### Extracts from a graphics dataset
++++++++

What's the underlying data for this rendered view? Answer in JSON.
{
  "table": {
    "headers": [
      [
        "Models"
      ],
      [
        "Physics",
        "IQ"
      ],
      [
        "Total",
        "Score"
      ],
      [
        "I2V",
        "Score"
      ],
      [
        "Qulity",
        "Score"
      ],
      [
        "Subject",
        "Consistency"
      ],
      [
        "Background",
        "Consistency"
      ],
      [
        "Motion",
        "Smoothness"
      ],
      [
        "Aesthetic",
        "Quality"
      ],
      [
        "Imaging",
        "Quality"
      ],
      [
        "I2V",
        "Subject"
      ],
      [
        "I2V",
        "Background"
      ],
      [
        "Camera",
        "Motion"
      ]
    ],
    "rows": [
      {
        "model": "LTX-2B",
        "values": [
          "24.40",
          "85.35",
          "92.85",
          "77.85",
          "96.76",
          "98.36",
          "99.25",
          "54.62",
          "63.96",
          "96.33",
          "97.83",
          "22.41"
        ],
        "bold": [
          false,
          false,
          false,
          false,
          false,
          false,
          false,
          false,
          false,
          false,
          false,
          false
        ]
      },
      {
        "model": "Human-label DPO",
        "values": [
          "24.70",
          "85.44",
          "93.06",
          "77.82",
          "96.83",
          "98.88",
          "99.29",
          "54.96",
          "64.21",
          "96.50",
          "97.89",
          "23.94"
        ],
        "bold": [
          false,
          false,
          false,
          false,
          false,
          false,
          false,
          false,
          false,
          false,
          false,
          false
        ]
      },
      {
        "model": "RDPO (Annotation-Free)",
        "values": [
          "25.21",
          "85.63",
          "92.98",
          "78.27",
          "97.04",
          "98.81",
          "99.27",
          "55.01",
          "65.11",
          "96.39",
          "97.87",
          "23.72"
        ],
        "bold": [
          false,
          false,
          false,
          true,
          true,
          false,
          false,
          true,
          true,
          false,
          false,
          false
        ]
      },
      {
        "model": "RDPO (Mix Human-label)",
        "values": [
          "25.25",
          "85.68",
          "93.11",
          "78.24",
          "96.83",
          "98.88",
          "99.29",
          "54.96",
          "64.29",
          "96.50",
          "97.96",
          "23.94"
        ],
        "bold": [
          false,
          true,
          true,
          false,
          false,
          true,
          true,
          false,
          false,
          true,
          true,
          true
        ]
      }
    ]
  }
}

++++++++

### Objective
Quote the entire listing above exactly.

### Expected answer
What's the underlying data for this rendered view? Answer in JSON.
{
  "table": {
    "headers": [
      [
        "Models"
      ],
      [
        "Physics",
        "IQ"
      ],
      [
        "Total",
        "Score"
      ],
      [
        "I2V",
        "Score"
      ],
      [
        "Qulity",
        "Score"
      ],
      [
        "Subject",
        "Consistency"
      ],
      [
        "Background",
        "Consistency"
      ],
      [
        "Motion",
        "Smoothness"
      ],
      [
        "Aesthetic",
        "Quality"
      ],
      [
        "Imaging",
        "Quality"
      ],
      [
        "I2V",
        "Subject"
      ],
      [
        "I2V",
        "Background"
      ],
      [
        "Camera",
        "Motion"
      ]
    ],
    "rows": [
      {
        "model": "LTX-2B",
        "values": [
          "24.40",
          "85.35",
          "92.85",
          "77.85",
          "96.76",
          "98.36",
          "99.25",
          "54.62",
          "63.96",
          "96.33",
          "97.83",
          "22.41"
        ],
        "bold": [
          false,
          false,
          false,
          false,
          false,
          false,
          false,
          false,
          false,
          false,
          false,
          false
        ]
      },
      {
        "model": "Human-label DPO",
        "values": [
          "24.70",
          "85.44",
          "93.06",
          "77.82",
          "96.83",
          "98.88",
          "99.29",
          "54.96",
          "64.21",
          "96.50",
          "97.89",
          "23.94"
        ],
        "bold": [
          false,
          false,
          false,
          false,
          false,
          false,
          false,
          false,
          false,
          false,
          false,
          false
        ]
      },
      {
        "model": "RDPO (Annotation-Free)",
        "values": [
          "25.21",
          "85.63",
          "92.98",
          "78.27",
          "97.04",
          "98.81",
          "99.27",
          "55.01",
          "65.11",
          "96.39",
          "97.87",
          "23.72"
        ],
        "bold": [
          false,
          false,
          false,
          true,
          true,
          false,
          false,
          true,
          true,
          false,
          false,
          false
        ]
      },
      {
        "model": "RDPO (Mix Human-label)",
        "values": [
          "25.25",
          "85.68",
          "93.11",
          "78.24",
          "96.83",
          "98.88",
          "99.29",
          "54.96",
          "64.29",
          "96.50",
          "97.96",
          "23.94"
        ],
        "bold": [
          false,
          true,
          true,
          false,
          false,
          true,
          true,
          false,
          false,
          true,
          true,
          true
        ]
      }
    ]
  }
}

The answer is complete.